Data extracted from a collection
((

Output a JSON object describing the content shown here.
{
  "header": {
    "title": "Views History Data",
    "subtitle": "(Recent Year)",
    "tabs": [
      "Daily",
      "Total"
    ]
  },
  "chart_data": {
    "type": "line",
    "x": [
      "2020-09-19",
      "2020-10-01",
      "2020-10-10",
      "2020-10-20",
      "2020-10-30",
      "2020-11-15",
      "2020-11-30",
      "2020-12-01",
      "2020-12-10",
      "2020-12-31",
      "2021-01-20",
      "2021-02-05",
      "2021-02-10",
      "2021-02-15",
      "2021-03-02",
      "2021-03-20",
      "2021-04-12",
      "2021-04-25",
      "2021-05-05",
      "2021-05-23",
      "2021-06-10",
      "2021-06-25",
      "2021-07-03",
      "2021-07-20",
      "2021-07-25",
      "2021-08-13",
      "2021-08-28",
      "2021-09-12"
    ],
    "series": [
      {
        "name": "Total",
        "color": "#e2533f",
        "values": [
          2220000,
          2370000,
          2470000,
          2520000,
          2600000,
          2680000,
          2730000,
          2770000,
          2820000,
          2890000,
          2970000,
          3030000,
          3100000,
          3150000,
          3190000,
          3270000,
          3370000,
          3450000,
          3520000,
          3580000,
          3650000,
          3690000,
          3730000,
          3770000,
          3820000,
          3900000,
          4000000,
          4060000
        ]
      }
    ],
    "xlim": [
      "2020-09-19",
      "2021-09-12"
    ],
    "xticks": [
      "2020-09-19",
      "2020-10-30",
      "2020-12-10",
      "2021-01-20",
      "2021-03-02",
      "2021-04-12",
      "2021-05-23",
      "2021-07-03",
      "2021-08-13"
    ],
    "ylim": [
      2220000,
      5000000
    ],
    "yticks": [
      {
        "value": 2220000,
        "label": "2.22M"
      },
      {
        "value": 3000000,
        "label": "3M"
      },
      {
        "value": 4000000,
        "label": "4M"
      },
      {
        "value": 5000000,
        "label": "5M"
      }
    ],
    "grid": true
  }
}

))

# SET PROBLEM
Without omitting anything, output the entries exactly.

# EXERCISE OUTPUT
Output a JSON object describing the content shown here.
{
  "header": {
    "title": "Views History Data",
    "subtitle": "(Recent Year)",
    "tabs": [
      "Daily",
      "Total"
    ]
  },
  "chart_data": {
    "type": "line",
    "x": [
      "2020-09-19",
      "2020-10-01",
      "2020-10-10",
      "2020-10-20",
      "2020-10-30",
      "2020-11-15",
      "2020-11-30",
      "2020-12-01",
      "2020-12-10",
      "2020-12-31",
      "2021-01-20",
      "2021-02-05",
      "2021-02-10",
      "2021-02-15",
      "2021-03-02",
      "2021-03-20",
      "2021-04-12",
      "2021-04-25",
      "2021-05-05",
      "2021-05-23",
      "2021-06-10",
      "2021-06-25",
      "2021-07-03",
      "2021-07-20",
      "2021-07-25",
      "2021-08-13",
      "2021-08-28",
      "2021-09-12"
    ],
    "series": [
      {
        "name": "Total",
        "color": "#e2533f",
        "values": [
          2220000,
          2370000,
          2470000,
          2520000,
          2600000,
          2680000,
          2730000,
          2770000,
          2820000,
          2890000,
          2970000,
          3030000,
          3100000,
          3150000,
          3190000,
          3270000,
          3370000,
          3450000,
          3520000,
          3580000,
          3650000,
          3690000,
          3730000,
          3770000,
          3820000,
          3900000,
          4000000,
          4060000
        ]
      }
    ],
    "xlim": [
      "2020-09-19",
      "2021-09-12"
    ],
    "xticks": [
      "2020-09-19",
      "2020-10-30",
      "2020-12-10",
      "2021-01-20",
      "2021-03-02",
      "2021-04-12",
      "2021-05-23",
      "2021-07-03",
      "2021-08-13"
    ],
    "ylim": [
      2220000,
      5000000
    ],
    "yticks": [
      {
        "value": 2220000,
        "label": "2.22M"
      },
      {
        "value": 3000000,
        "label": "3M"
      },
      {
        "value": 4000000,
        "label": "4M"
      },
      {
        "value": 5000000,
        "label": "5M"
      }
    ],
    "grid": true
  }
}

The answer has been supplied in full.